SET EXERCISE - Write out the data below in full. Keep it exact.

INPUT RECORDS -
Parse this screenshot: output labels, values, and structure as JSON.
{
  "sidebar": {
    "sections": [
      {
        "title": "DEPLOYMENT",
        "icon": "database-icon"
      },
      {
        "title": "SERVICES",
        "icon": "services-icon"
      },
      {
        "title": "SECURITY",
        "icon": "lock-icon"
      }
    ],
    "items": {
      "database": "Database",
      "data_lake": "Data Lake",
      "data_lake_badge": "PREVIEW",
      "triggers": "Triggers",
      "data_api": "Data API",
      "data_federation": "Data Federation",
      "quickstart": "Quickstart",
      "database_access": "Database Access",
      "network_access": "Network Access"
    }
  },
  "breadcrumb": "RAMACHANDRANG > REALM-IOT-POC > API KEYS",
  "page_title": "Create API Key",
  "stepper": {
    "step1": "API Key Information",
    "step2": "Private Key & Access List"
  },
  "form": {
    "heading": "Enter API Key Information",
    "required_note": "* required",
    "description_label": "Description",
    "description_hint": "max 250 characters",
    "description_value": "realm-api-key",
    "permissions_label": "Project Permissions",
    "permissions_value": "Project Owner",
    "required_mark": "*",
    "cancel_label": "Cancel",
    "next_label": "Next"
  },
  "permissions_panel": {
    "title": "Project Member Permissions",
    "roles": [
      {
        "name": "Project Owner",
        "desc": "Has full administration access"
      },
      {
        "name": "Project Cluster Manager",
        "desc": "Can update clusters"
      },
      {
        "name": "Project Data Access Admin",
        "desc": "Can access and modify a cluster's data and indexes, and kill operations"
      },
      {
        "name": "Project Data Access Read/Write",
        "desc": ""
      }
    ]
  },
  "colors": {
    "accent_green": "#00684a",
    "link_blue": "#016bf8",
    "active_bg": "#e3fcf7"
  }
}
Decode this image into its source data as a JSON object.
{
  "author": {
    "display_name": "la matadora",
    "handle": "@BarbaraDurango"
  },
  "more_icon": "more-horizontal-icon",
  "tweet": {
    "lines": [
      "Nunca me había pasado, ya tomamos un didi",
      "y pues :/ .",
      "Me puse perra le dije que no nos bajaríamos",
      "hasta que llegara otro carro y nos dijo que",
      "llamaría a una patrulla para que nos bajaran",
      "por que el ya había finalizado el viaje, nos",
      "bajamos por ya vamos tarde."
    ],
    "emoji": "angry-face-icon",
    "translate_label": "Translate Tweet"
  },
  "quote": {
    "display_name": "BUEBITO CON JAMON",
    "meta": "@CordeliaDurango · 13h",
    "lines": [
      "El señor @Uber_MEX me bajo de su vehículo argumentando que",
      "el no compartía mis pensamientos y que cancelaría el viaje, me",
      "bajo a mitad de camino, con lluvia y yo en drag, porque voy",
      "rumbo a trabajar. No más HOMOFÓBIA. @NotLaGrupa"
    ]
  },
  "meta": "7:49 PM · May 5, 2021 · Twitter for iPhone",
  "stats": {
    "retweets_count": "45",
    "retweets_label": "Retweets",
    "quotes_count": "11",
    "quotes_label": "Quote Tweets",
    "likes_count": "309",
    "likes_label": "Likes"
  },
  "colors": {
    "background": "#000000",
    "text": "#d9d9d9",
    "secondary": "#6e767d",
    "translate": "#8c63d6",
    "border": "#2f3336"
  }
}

SOLUTION TO THIS TASK -
Parse this screenshot: output labels, values, and structure as JSON.
{
  "sidebar": {
    "sections": [
      {
        "title": "DEPLOYMENT",
        "icon": "database-icon"
      },
      {
        "title": "SERVICES",
        "icon": "services-icon"
      },
      {
        "title": "SECURITY",
        "icon": "lock-icon"
      }
    ],
    "items": {
      "database": "Database",
      "data_lake": "Data Lake",
      "data_lake_badge": "PREVIEW",
      "triggers": "Triggers",
      "data_api": "Data API",
      "data_federation": "Data Federation",
      "quickstart": "Quickstart",
      "database_access": "Database Access",
      "network_access": "Network Access"
    }
  },
  "breadcrumb": "RAMACHANDRANG > REALM-IOT-POC > API KEYS",
  "page_title": "Create API Key",
  "stepper": {
    "step1": "API Key Information",
    "step2": "Private Key & Access List"
  },
  "form": {
    "heading": "Enter API Key Information",
    "required_note": "* required",
    "description_label": "Description",
    "description_hint": "max 250 characters",
    "description_value": "realm-api-key",
    "permissions_label": "Project Permissions",
    "permissions_value": "Project Owner",
    "required_mark": "*",
    "cancel_label": "Cancel",
    "next_label": "Next"
  },
  "permissions_panel": {
    "title": "Project Member Permissions",
    "roles": [
      {
        "name": "Project Owner",
        "desc": "Has full administration access"
      },
      {
        "name": "Project Cluster Manager",
        "desc": "Can update clusters"
      },
      {
        "name": "Project Data Access Admin",
        "desc": "Can access and modify a cluster's data and indexes, and kill operations"
      },
      {
        "name": "Project Data Access Read/Write",
        "desc": ""
      }
    ]
  },
  "colors": {
    "accent_green": "#00684a",
    "link_blue": "#016bf8",
    "active_bg": "#e3fcf7"
  }
}
Decode this image into its source data as a JSON object.
{
  "author": {
    "display_name": "la matadora",
    "handle": "@BarbaraDurango"
  },
  "more_icon": "more-horizontal-icon",
  "tweet": {
    "lines": [
      "Nunca me había pasado, ya tomamos un didi",
      "y pues :/ .",
      "Me puse perra le dije que no nos bajaríamos",
      "hasta que llegara otro carro y nos dijo que",
      "llamaría a una patrulla para que nos bajaran",
      "por que el ya había finalizado el viaje, nos",
      "bajamos por ya vamos tarde."
    ],
    "emoji": "angry-face-icon",
    "translate_label": "Translate Tweet"
  },
  "quote": {
    "display_name": "BUEBITO CON JAMON",
    "meta": "@CordeliaDurango · 13h",
    "lines": [
      "El señor @Uber_MEX me bajo de su vehículo argumentando que",
      "el no compartía mis pensamientos y que cancelaría el viaje, me",
      "bajo a mitad de camino, con lluvia y yo en drag, porque voy",
      "rumbo a trabajar. No más HOMOFÓBIA. @NotLaGrupa"
    ]
  },
  "meta": "7:49 PM · May 5, 2021 · Twitter for iPhone",
  "stats": {
    "retweets_count": "45",
    "retweets_label": "Retweets",
    "quotes_count": "11",
    "quotes_label": "Quote Tweets",
    "likes_count": "309",
    "likes_label": "Likes"
  },
  "colors": {
    "background": "#000000",
    "text": "#d9d9d9",
    "secondary": "#6e767d",
    "translate": "#8c63d6",
    "border": "#2f3336"
  }
}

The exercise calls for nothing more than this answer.